Take each line containing the word "content" and copy it.

Records about charts and figures:
__________

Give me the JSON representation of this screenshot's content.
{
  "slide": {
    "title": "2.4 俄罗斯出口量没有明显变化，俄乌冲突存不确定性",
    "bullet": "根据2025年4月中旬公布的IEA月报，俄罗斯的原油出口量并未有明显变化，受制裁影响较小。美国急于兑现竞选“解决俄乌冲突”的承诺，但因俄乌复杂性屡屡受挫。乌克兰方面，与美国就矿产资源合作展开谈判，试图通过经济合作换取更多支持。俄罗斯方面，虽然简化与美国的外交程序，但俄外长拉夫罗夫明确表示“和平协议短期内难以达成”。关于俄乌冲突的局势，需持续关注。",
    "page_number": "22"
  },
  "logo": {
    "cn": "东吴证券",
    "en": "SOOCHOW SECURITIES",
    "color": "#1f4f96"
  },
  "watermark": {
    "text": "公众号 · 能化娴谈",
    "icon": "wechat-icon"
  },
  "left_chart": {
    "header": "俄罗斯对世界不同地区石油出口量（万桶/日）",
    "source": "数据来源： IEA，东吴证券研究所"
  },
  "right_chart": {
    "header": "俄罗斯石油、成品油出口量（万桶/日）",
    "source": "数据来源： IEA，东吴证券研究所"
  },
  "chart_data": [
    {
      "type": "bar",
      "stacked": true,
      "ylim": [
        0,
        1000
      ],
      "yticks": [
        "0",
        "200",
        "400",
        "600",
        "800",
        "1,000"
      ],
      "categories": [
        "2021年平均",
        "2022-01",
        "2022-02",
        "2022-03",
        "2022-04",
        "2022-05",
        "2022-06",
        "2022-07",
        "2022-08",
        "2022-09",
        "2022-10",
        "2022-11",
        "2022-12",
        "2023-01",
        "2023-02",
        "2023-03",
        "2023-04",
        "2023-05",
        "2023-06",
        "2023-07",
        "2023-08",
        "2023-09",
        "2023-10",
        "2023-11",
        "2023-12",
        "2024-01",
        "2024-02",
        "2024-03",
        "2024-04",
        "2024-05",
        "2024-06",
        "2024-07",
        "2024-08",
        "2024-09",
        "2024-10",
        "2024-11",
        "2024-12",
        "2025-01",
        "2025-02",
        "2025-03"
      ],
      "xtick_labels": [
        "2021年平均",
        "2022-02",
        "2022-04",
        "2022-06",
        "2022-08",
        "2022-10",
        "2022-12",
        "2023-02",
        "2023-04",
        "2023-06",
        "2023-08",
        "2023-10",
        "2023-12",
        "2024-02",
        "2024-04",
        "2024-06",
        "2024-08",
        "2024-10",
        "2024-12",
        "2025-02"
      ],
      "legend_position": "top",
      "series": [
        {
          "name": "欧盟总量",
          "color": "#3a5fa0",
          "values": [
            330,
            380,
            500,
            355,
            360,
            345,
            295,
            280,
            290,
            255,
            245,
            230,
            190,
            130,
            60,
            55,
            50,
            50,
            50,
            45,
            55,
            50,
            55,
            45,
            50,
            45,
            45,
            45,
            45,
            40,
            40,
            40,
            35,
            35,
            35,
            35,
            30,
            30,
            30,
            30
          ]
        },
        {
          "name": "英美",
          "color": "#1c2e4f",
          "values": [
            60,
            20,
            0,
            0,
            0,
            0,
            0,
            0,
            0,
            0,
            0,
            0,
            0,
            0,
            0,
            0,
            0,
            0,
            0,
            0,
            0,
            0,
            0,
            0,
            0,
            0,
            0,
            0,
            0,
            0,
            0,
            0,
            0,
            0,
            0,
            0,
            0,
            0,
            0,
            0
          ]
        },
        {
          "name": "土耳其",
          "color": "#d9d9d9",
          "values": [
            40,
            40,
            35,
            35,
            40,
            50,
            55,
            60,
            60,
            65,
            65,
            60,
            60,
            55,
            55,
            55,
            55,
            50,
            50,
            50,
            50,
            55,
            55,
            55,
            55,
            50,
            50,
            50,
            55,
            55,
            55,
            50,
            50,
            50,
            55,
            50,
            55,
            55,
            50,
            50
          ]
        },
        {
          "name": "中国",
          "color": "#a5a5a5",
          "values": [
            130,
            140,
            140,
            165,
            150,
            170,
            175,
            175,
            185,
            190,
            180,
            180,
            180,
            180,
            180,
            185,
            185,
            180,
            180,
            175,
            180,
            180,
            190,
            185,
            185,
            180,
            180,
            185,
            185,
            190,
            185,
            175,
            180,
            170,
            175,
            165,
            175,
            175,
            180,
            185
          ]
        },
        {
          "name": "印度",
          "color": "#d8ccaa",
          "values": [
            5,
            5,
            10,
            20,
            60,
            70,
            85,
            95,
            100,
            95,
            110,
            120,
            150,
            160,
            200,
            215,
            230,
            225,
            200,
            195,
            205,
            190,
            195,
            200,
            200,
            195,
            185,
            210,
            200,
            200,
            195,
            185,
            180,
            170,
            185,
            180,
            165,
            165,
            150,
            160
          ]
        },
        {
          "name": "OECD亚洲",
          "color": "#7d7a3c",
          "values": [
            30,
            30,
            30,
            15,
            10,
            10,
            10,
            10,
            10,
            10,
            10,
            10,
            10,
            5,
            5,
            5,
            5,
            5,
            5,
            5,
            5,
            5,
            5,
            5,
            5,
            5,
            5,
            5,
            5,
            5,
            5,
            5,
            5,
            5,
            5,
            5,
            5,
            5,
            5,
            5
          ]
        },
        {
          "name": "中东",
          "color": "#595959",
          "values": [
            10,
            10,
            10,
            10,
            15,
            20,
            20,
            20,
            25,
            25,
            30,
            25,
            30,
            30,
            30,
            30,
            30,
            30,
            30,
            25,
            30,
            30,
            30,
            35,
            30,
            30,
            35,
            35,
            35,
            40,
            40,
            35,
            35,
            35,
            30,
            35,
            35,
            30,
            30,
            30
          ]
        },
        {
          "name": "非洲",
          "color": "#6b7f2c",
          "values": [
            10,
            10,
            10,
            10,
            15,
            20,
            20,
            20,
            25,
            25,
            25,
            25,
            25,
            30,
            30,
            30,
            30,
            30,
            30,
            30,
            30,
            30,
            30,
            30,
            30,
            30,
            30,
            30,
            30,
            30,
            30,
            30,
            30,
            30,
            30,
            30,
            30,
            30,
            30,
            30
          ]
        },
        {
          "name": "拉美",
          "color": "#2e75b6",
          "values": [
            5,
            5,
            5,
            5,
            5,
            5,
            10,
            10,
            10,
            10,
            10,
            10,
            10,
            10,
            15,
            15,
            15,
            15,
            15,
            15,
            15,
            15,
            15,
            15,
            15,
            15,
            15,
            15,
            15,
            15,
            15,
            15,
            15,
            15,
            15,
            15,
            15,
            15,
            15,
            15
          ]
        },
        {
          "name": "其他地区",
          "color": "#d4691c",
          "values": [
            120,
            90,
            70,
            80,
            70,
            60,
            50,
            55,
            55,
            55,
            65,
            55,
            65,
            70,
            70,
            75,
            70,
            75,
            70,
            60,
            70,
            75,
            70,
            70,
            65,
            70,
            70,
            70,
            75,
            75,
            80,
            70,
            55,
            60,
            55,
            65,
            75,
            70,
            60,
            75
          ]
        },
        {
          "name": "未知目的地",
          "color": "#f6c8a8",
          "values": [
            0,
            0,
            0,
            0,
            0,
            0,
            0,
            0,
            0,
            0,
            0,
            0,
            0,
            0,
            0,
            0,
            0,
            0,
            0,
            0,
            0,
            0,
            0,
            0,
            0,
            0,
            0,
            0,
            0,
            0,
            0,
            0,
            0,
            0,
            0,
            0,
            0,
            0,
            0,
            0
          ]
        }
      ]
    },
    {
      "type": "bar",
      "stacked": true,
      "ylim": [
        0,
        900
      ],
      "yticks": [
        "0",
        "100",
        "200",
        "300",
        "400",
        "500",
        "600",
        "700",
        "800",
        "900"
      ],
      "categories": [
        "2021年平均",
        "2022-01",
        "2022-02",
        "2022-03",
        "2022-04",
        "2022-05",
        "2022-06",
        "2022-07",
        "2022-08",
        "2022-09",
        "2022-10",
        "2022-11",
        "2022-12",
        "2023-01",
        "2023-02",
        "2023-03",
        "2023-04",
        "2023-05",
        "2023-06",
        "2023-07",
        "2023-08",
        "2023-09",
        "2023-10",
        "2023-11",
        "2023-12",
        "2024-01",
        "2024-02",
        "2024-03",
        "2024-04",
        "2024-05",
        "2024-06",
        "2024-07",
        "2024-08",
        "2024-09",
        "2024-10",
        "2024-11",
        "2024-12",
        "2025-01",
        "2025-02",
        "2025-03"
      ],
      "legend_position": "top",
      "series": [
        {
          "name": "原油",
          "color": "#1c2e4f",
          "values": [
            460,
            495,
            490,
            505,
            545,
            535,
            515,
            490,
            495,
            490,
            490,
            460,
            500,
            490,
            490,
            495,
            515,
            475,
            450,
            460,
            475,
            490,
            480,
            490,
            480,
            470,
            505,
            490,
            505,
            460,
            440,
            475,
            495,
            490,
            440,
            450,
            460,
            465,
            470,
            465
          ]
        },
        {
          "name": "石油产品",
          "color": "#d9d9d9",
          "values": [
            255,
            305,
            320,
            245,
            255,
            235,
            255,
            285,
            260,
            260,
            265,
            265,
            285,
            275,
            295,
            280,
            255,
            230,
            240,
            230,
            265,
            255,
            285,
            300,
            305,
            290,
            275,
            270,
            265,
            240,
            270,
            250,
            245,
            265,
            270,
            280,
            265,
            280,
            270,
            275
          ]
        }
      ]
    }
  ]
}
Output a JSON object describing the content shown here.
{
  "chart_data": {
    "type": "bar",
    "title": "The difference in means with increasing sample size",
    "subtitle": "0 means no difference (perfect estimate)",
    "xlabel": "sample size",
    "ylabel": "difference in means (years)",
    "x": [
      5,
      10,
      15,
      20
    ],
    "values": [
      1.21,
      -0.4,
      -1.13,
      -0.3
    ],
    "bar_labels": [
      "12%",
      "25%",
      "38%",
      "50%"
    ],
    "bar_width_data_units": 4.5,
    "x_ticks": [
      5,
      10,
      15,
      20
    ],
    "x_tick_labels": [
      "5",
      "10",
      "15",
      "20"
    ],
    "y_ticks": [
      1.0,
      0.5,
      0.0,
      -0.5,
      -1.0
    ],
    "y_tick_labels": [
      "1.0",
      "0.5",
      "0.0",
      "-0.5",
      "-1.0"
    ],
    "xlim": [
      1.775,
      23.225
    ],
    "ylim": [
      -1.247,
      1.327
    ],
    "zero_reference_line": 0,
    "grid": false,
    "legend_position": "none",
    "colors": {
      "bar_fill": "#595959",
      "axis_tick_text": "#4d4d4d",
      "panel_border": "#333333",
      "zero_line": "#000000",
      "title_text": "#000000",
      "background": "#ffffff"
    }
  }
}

__________

• **EXERCISE ANSWER**
Give me the JSON representation of this screenshot's content.
Output a JSON object describing the content shown here.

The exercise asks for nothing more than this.